> Item position entries
⟨

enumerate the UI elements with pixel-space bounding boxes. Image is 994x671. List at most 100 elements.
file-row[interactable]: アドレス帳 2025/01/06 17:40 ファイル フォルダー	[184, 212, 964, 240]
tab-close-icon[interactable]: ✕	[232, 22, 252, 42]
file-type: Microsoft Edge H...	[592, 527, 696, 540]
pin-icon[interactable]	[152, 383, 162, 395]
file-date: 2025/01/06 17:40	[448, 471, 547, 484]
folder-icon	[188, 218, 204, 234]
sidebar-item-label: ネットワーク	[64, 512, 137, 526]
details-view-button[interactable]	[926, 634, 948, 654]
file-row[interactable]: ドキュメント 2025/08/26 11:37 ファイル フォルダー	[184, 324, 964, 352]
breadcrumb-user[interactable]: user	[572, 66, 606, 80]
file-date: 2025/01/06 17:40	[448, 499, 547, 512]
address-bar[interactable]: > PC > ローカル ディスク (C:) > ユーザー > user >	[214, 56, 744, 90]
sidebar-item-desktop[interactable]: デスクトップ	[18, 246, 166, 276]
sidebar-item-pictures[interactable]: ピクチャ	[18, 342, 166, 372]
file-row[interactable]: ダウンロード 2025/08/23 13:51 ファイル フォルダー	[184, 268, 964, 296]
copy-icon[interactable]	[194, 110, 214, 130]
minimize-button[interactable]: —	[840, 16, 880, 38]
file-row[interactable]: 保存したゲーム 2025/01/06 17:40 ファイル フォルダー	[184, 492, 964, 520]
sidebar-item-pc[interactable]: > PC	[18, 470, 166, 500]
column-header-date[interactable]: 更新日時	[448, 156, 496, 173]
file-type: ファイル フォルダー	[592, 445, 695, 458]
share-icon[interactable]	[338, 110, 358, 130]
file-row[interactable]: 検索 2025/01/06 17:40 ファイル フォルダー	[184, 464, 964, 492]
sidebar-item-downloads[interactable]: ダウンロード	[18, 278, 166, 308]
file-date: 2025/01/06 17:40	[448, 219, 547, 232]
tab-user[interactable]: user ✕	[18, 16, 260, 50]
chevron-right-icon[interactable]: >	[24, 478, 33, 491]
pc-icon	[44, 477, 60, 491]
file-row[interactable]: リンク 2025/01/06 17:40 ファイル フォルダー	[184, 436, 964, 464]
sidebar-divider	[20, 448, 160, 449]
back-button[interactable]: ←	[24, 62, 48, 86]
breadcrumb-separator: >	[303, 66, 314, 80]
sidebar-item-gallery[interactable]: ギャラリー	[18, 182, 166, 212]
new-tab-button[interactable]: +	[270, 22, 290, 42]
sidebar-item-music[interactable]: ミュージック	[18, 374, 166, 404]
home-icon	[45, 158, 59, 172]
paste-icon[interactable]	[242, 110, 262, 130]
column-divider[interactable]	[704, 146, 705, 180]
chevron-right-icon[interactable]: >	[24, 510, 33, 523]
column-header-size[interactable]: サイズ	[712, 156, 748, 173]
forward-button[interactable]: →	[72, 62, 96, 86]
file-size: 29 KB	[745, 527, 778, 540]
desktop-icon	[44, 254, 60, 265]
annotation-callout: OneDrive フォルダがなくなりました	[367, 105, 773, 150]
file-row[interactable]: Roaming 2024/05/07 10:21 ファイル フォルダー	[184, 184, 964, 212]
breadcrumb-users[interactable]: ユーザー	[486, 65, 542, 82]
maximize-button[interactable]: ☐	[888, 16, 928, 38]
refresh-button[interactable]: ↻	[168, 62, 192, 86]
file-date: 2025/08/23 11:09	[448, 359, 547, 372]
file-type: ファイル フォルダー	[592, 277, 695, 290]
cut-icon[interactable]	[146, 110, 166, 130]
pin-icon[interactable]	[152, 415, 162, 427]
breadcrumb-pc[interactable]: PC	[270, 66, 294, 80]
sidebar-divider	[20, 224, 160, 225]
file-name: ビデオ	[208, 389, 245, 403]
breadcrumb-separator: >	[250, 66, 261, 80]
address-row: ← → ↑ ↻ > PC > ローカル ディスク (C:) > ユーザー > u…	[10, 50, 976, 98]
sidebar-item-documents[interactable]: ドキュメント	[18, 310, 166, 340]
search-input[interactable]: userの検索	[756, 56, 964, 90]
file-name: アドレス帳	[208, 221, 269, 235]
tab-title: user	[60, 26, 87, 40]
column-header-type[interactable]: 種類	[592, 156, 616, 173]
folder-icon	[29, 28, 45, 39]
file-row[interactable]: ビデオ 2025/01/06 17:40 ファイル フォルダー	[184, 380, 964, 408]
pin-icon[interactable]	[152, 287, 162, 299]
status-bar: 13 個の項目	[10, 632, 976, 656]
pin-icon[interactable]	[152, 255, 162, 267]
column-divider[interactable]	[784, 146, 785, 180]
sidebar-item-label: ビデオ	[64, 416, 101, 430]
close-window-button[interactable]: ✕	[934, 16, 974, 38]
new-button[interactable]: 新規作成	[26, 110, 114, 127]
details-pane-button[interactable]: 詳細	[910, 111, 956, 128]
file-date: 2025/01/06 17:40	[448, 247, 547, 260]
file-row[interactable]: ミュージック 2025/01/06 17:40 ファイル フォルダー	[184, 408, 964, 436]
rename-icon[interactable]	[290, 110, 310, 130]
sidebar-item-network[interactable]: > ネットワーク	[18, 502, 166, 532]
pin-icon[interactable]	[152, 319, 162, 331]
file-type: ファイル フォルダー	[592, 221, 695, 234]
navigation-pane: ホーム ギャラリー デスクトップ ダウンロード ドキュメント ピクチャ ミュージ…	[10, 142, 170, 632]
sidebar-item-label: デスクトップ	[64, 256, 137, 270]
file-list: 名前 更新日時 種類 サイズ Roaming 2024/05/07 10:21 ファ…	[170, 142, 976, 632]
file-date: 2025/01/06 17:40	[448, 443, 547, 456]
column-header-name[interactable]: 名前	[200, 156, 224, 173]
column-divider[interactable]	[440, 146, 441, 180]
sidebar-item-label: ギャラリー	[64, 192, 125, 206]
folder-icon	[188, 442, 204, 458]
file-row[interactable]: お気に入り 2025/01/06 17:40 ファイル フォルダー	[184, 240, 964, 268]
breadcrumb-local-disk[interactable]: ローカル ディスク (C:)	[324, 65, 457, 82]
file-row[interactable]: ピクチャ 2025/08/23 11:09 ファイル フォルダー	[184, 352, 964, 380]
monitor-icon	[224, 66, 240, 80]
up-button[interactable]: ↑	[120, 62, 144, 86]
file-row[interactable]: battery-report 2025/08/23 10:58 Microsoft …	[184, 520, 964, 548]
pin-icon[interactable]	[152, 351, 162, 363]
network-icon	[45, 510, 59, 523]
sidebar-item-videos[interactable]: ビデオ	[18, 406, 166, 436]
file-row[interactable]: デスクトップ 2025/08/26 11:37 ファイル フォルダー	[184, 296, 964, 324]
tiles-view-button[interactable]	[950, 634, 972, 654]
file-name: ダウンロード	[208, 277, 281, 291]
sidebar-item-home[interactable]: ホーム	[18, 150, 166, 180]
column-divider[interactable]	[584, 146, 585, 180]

⟩

> Task directions
Pull out every line of the rows above that contains the string "column", matching case exactly.

> Solution to the exercise
column-header-date[interactable]: 更新日時	[448, 156, 496, 173]
column-divider[interactable]	[704, 146, 705, 180]
column-header-size[interactable]: サイズ	[712, 156, 748, 173]
column-header-type[interactable]: 種類	[592, 156, 616, 173]
column-divider[interactable]	[784, 146, 785, 180]
column-header-name[interactable]: 名前	[200, 156, 224, 173]
column-divider[interactable]	[440, 146, 441, 180]
column-divider[interactable]	[584, 146, 585, 180]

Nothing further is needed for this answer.